▶ **Exercise instructions**
Take down each entry exactly as written.

▶ **Data entries**
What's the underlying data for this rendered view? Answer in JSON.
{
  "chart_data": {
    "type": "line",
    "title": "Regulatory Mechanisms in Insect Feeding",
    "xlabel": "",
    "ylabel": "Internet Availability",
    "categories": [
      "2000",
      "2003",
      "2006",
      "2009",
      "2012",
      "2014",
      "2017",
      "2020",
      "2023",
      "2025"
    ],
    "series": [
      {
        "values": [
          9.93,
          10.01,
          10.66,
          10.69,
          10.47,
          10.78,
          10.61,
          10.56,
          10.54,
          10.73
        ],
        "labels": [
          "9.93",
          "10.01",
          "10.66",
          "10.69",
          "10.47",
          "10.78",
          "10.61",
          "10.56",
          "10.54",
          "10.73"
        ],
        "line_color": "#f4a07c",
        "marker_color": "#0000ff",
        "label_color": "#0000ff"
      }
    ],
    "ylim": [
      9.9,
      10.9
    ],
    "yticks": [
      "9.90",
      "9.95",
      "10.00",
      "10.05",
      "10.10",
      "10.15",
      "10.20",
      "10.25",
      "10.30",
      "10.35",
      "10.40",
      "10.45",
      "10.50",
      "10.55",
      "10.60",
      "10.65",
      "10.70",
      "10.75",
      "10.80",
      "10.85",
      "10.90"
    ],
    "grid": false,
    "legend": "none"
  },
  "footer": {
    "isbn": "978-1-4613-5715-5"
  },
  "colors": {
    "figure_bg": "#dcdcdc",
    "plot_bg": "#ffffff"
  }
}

▶ **Result of the task**
What's the underlying data for this rendered view? Answer in JSON.
{
  "chart_data": {
    "type": "line",
    "title": "Regulatory Mechanisms in Insect Feeding",
    "xlabel": "",
    "ylabel": "Internet Availability",
    "categories": [
      "2000",
      "2003",
      "2006",
      "2009",
      "2012",
      "2014",
      "2017",
      "2020",
      "2023",
      "2025"
    ],
    "series": [
      {
        "values": [
          9.93,
          10.01,
          10.66,
          10.69,
          10.47,
          10.78,
          10.61,
          10.56,
          10.54,
          10.73
        ],
        "labels": [
          "9.93",
          "10.01",
          "10.66",
          "10.69",
          "10.47",
          "10.78",
          "10.61",
          "10.56",
          "10.54",
          "10.73"
        ],
        "line_color": "#f4a07c",
        "marker_color": "#0000ff",
        "label_color": "#0000ff"
      }
    ],
    "ylim": [
      9.9,
      10.9
    ],
    "yticks": [
      "9.90",
      "9.95",
      "10.00",
      "10.05",
      "10.10",
      "10.15",
      "10.20",
      "10.25",
      "10.30",
      "10.35",
      "10.40",
      "10.45",
      "10.50",
      "10.55",
      "10.60",
      "10.65",
      "10.70",
      "10.75",
      "10.80",
      "10.85",
      "10.90"
    ],
    "grid": false,
    "legend": "none"
  },
  "footer": {
    "isbn": "978-1-4613-5715-5"
  },
  "colors": {
    "figure_bg": "#dcdcdc",
    "plot_bg": "#ffffff"
  }
}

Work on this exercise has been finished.